Stored entries:
'''

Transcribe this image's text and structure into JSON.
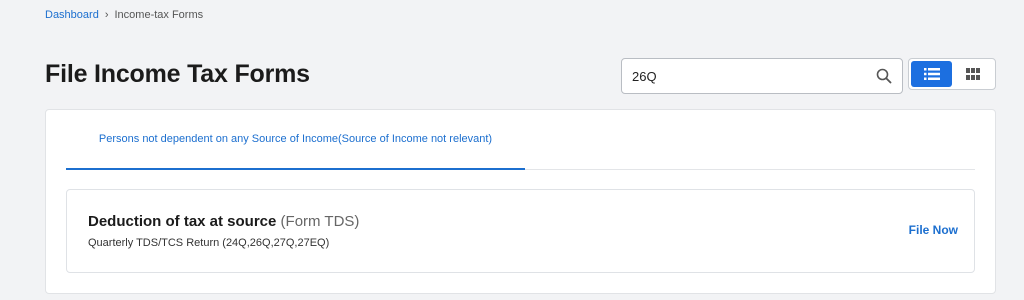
{
  "breadcrumb": {
    "home": "Dashboard",
    "separator": "›",
    "current": "Income-tax Forms"
  },
  "page": {
    "title": "File Income Tax Forms"
  },
  "search": {
    "value": "26Q",
    "icon": "search-icon"
  },
  "view_toggle": {
    "options": [
      "list-view",
      "grid-view"
    ],
    "selected": "list-view"
  },
  "tabs": [
    {
      "label": "Persons not dependent on any Source of Income(Source of Income not relevant)",
      "active": true
    }
  ],
  "forms": [
    {
      "title": "Deduction of tax at source",
      "code": "(Form TDS)",
      "description": "Quarterly TDS/TCS Return (24Q,26Q,27Q,27EQ)",
      "action": "File Now"
    }
  ],
  "colors": {
    "accent": "#1c6fcf",
    "active_toggle": "#1c6fe0",
    "background": "#f2f3f5"
  }
}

'''

What to do:
Repeat all the data as it stands, dropping any images it holds.

Task output:
Transcribe this image's text and structure into JSON.
{
  "breadcrumb": {
    "home": "Dashboard",
    "separator": "›",
    "current": "Income-tax Forms"
  },
  "page": {
    "title": "File Income Tax Forms"
  },
  "search": {
    "value": "26Q",
    "icon": "search-icon"
  },
  "view_toggle": {
    "options": [
      "list-view",
      "grid-view"
    ],
    "selected": "list-view"
  },
  "tabs": [
    {
      "label": "Persons not dependent on any Source of Income(Source of Income not relevant)",
      "active": true
    }
  ],
  "forms": [
    {
      "title": "Deduction of tax at source",
      "code": "(Form TDS)",
      "description": "Quarterly TDS/TCS Return (24Q,26Q,27Q,27EQ)",
      "action": "File Now"
    }
  ],
  "colors": {
    "accent": "#1c6fcf",
    "active_toggle": "#1c6fe0",
    "background": "#f2f3f5"
  }
}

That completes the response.